#### Written exercise
Give back the records below exactly, every one, with no pictures.

[Records excerpted from a collection]
● ● ● ●

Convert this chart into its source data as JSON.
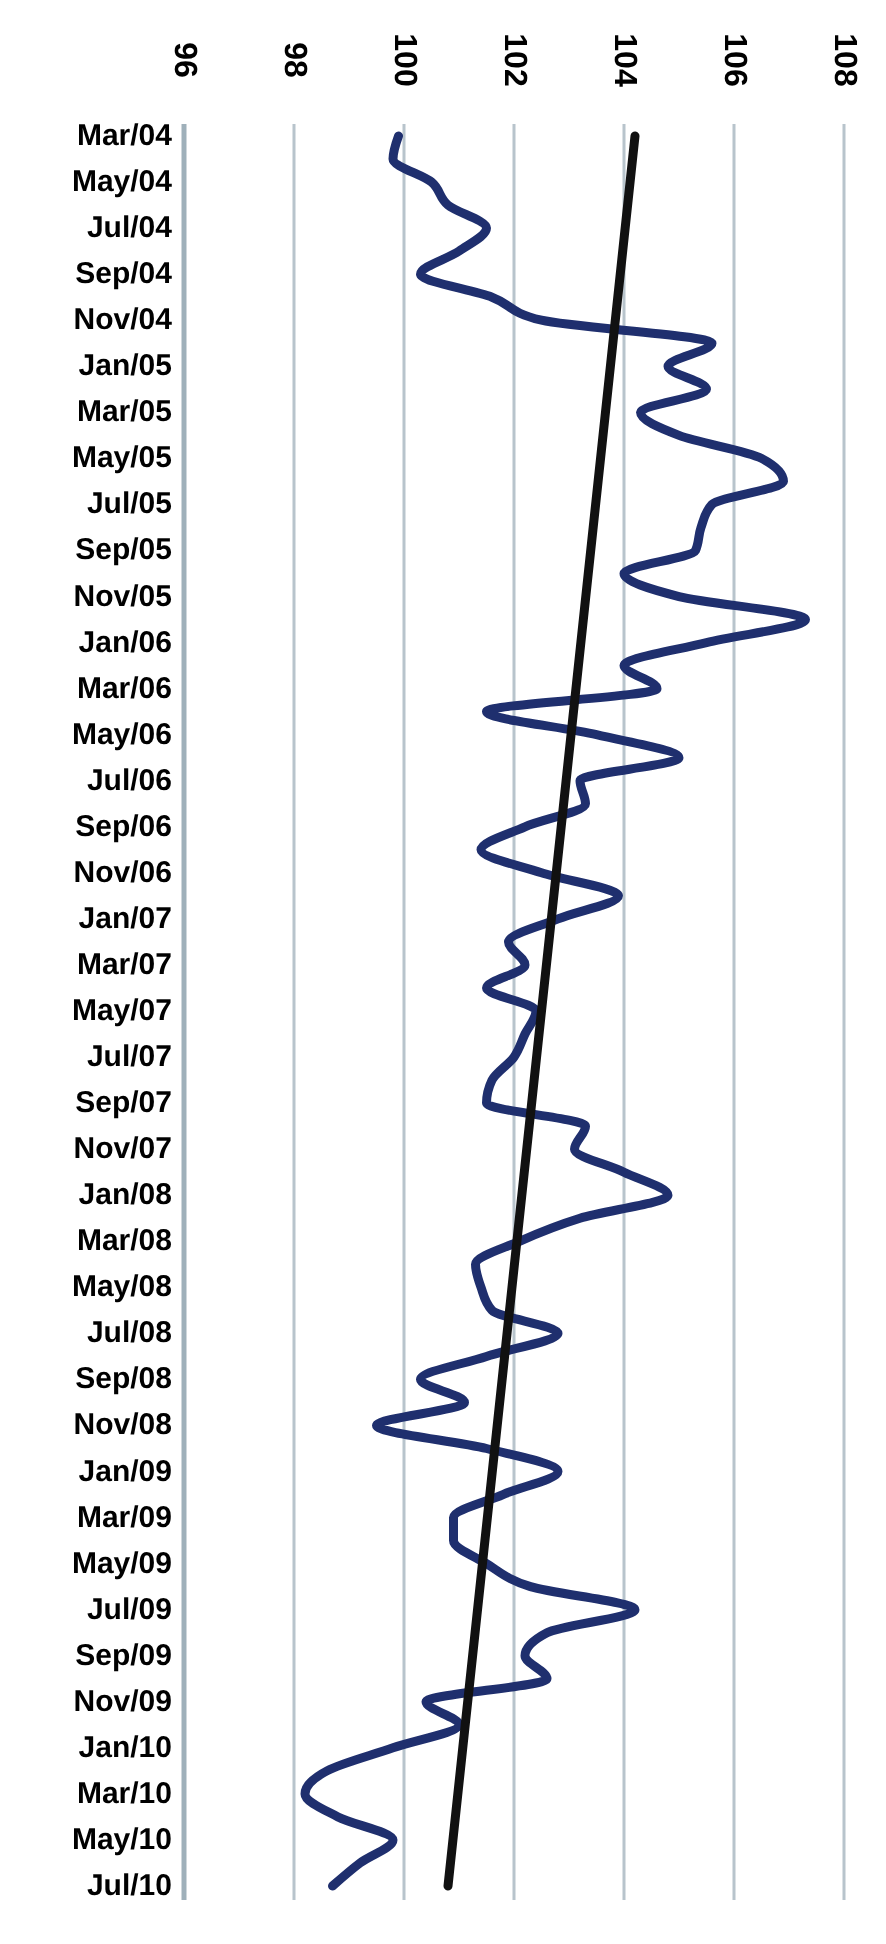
{
  "chart_data": {
    "type": "line",
    "orientation": "horizontal",
    "categories": [
      "Mar/04",
      null,
      "May/04",
      null,
      "Jul/04",
      null,
      "Sep/04",
      null,
      "Nov/04",
      null,
      "Jan/05",
      null,
      "Mar/05",
      null,
      "May/05",
      null,
      "Jul/05",
      null,
      "Sep/05",
      null,
      "Nov/05",
      null,
      "Jan/06",
      null,
      "Mar/06",
      null,
      "May/06",
      null,
      "Jul/06",
      null,
      "Sep/06",
      null,
      "Nov/06",
      null,
      "Jan/07",
      null,
      "Mar/07",
      null,
      "May/07",
      null,
      "Jul/07",
      null,
      "Sep/07",
      null,
      "Nov/07",
      null,
      "Jan/08",
      null,
      "Mar/08",
      null,
      "May/08",
      null,
      "Jul/08",
      null,
      "Sep/08",
      null,
      "Nov/08",
      null,
      "Jan/09",
      null,
      "Mar/09",
      null,
      "May/09",
      null,
      "Jul/09",
      null,
      "Sep/09",
      null,
      "Nov/09",
      null,
      "Jan/10",
      null,
      "Mar/10",
      null,
      "May/10",
      null,
      "Jul/10"
    ],
    "series": [
      {
        "color": "#1f2f6e",
        "values": [
          99.9,
          99.8,
          100.5,
          100.8,
          101.5,
          101.0,
          100.3,
          101.6,
          102.5,
          105.6,
          104.8,
          105.5,
          104.3,
          105.0,
          106.5,
          106.9,
          105.6,
          105.4,
          105.3,
          104.0,
          105.0,
          107.3,
          105.5,
          104.0,
          104.6,
          101.5,
          103.5,
          105.0,
          103.2,
          103.3,
          102.2,
          101.4,
          102.5,
          103.9,
          102.8,
          101.9,
          102.2,
          101.5,
          102.4,
          102.2,
          102.0,
          101.6,
          101.5,
          103.3,
          103.1,
          104.0,
          104.8,
          103.2,
          102.1,
          101.3,
          101.4,
          101.6,
          102.8,
          101.5,
          100.3,
          101.1,
          99.5,
          101.5,
          102.8,
          101.8,
          100.9,
          100.9,
          101.5,
          102.3,
          104.2,
          102.6,
          102.2,
          102.6,
          100.4,
          101.0,
          99.8,
          98.6,
          98.2,
          98.8,
          99.8,
          99.2,
          98.7
        ]
      },
      {
        "type": "line",
        "color": "#111111",
        "x": [
          "Mar/04",
          "Jul/10"
        ],
        "values": [
          104.2,
          100.8
        ]
      }
    ],
    "xlim": [
      96,
      108
    ],
    "xticks": [
      96,
      98,
      100,
      102,
      104,
      106,
      108
    ],
    "grid": "x",
    "marker": "none",
    "line_style": "solid"
  }
}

● ● ● ●

#### Exercise response
Convert this chart into its source data as JSON.
{
  "chart_data": {
    "type": "line",
    "orientation": "horizontal",
    "categories": [
      "Mar/04",
      null,
      "May/04",
      null,
      "Jul/04",
      null,
      "Sep/04",
      null,
      "Nov/04",
      null,
      "Jan/05",
      null,
      "Mar/05",
      null,
      "May/05",
      null,
      "Jul/05",
      null,
      "Sep/05",
      null,
      "Nov/05",
      null,
      "Jan/06",
      null,
      "Mar/06",
      null,
      "May/06",
      null,
      "Jul/06",
      null,
      "Sep/06",
      null,
      "Nov/06",
      null,
      "Jan/07",
      null,
      "Mar/07",
      null,
      "May/07",
      null,
      "Jul/07",
      null,
      "Sep/07",
      null,
      "Nov/07",
      null,
      "Jan/08",
      null,
      "Mar/08",
      null,
      "May/08",
      null,
      "Jul/08",
      null,
      "Sep/08",
      null,
      "Nov/08",
      null,
      "Jan/09",
      null,
      "Mar/09",
      null,
      "May/09",
      null,
      "Jul/09",
      null,
      "Sep/09",
      null,
      "Nov/09",
      null,
      "Jan/10",
      null,
      "Mar/10",
      null,
      "May/10",
      null,
      "Jul/10"
    ],
    "series": [
      {
        "color": "#1f2f6e",
        "values": [
          99.9,
          99.8,
          100.5,
          100.8,
          101.5,
          101.0,
          100.3,
          101.6,
          102.5,
          105.6,
          104.8,
          105.5,
          104.3,
          105.0,
          106.5,
          106.9,
          105.6,
          105.4,
          105.3,
          104.0,
          105.0,
          107.3,
          105.5,
          104.0,
          104.6,
          101.5,
          103.5,
          105.0,
          103.2,
          103.3,
          102.2,
          101.4,
          102.5,
          103.9,
          102.8,
          101.9,
          102.2,
          101.5,
          102.4,
          102.2,
          102.0,
          101.6,
          101.5,
          103.3,
          103.1,
          104.0,
          104.8,
          103.2,
          102.1,
          101.3,
          101.4,
          101.6,
          102.8,
          101.5,
          100.3,
          101.1,
          99.5,
          101.5,
          102.8,
          101.8,
          100.9,
          100.9,
          101.5,
          102.3,
          104.2,
          102.6,
          102.2,
          102.6,
          100.4,
          101.0,
          99.8,
          98.6,
          98.2,
          98.8,
          99.8,
          99.2,
          98.7
        ]
      },
      {
        "type": "line",
        "color": "#111111",
        "x": [
          "Mar/04",
          "Jul/10"
        ],
        "values": [
          104.2,
          100.8
        ]
      }
    ],
    "xlim": [
      96,
      108
    ],
    "xticks": [
      96,
      98,
      100,
      102,
      104,
      106,
      108
    ],
    "grid": "x",
    "marker": "none",
    "line_style": "solid"
  }
}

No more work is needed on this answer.